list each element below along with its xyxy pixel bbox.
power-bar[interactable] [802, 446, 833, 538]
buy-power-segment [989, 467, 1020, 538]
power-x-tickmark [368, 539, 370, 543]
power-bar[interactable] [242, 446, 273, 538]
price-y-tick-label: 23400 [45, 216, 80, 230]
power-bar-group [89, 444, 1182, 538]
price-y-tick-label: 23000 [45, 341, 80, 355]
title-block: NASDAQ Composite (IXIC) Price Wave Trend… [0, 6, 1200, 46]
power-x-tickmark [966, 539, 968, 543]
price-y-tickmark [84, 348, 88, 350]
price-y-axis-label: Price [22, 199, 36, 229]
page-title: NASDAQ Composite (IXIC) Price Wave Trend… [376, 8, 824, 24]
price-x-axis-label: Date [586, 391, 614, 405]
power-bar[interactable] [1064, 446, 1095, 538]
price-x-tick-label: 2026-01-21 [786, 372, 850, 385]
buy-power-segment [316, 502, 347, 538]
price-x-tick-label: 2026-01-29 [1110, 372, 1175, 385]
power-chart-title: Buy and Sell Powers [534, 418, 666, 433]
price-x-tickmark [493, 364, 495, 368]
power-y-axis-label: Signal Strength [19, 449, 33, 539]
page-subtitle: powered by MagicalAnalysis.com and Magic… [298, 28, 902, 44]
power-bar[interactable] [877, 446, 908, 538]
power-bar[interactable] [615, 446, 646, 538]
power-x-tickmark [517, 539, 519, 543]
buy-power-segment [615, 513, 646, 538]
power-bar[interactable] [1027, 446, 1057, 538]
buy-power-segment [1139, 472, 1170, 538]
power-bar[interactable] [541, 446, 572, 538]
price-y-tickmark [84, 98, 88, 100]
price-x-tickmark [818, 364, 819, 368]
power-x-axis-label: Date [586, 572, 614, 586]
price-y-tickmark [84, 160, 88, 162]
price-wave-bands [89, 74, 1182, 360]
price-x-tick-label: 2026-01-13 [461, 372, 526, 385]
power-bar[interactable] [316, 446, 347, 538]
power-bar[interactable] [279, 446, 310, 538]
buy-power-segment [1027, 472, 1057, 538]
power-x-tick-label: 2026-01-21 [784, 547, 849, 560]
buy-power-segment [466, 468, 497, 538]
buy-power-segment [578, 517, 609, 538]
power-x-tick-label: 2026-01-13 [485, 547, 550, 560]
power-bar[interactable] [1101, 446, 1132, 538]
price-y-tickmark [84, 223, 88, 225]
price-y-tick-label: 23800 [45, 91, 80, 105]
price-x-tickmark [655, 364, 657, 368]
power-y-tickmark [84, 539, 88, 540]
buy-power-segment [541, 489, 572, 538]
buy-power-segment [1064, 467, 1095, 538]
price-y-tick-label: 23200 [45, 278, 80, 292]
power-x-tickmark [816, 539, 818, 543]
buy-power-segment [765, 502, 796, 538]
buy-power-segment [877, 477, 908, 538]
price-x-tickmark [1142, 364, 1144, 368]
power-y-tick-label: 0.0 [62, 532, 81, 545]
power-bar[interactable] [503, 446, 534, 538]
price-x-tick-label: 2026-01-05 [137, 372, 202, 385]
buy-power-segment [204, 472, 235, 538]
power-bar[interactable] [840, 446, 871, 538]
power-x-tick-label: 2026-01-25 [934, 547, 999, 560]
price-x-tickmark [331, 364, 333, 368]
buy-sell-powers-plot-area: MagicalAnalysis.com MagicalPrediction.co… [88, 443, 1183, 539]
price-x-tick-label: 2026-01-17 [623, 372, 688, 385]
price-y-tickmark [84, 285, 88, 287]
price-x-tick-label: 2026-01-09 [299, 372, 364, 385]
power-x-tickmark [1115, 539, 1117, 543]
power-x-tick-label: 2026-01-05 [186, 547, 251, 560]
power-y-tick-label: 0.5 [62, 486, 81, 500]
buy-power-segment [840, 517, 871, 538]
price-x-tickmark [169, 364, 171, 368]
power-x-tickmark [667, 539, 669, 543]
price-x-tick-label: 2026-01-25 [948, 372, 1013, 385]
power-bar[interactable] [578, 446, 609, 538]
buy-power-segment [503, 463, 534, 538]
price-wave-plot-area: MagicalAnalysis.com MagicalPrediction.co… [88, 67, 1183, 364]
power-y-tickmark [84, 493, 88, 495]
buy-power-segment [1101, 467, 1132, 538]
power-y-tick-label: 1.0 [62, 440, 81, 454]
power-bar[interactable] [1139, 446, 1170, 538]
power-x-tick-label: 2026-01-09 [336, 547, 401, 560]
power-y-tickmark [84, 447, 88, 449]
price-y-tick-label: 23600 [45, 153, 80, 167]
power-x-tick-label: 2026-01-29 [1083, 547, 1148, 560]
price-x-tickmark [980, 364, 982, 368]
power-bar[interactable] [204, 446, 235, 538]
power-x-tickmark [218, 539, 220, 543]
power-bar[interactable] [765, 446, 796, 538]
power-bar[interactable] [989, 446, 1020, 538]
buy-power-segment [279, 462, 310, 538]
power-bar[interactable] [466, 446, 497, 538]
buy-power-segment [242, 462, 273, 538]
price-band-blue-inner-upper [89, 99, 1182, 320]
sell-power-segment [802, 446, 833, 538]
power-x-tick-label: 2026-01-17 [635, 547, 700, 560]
□ □ □ □ □ □ □
_Problem to solve_
Transcribe the entries without alteration, starting at the first line and ending with the line that contains "price-y-tick-label: 23400 [45, 216, 80, 230]", including both of those lines.

_Written answer_
list each element below along with its xyxy pixel bbox.
power-bar[interactable] [802, 446, 833, 538]
buy-power-segment [989, 467, 1020, 538]
power-x-tickmark [368, 539, 370, 543]
power-bar[interactable] [242, 446, 273, 538]
price-y-tick-label: 23400 [45, 216, 80, 230]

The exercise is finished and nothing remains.